* [The exercise]: State only how many lines below include the string "Staatseisenbahnpersonals".
<<<<
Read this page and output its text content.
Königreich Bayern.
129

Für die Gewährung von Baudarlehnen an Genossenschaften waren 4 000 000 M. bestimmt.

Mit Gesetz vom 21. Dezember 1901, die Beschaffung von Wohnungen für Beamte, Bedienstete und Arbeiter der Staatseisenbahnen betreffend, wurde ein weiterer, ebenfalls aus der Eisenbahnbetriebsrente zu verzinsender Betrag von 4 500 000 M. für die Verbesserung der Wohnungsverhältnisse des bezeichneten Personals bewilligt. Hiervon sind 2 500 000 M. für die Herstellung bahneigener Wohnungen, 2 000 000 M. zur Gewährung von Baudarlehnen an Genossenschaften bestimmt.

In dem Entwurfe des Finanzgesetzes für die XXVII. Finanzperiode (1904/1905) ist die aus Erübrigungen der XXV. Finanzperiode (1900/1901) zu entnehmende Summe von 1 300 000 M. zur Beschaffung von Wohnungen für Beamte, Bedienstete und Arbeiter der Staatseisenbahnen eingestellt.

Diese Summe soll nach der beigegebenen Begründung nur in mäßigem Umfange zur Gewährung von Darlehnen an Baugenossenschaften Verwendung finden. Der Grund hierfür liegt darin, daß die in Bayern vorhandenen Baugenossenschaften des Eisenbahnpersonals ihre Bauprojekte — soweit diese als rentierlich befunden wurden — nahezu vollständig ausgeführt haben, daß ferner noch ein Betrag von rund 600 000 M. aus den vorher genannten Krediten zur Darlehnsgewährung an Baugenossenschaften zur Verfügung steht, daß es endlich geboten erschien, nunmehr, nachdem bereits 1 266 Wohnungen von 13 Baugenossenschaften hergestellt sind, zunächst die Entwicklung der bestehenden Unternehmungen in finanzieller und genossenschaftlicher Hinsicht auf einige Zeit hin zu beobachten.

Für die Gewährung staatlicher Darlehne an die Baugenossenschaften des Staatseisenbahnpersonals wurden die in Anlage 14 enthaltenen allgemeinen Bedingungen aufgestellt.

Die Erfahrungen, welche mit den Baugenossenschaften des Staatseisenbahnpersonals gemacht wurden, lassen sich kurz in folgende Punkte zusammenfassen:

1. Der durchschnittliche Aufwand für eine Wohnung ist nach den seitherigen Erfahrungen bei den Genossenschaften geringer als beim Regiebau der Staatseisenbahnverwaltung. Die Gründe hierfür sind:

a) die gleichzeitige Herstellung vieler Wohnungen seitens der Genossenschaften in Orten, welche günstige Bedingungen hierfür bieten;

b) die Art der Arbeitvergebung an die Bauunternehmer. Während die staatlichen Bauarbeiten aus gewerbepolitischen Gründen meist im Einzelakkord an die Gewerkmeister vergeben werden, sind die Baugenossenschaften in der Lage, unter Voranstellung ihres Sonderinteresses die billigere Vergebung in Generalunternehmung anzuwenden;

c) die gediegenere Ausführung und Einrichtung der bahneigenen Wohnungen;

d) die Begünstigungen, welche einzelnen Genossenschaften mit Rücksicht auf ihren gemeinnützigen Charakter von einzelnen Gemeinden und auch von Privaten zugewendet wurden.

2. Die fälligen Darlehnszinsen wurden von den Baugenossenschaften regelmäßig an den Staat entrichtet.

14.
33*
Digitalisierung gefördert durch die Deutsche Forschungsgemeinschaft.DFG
>>>>
* [Response to this task]: 2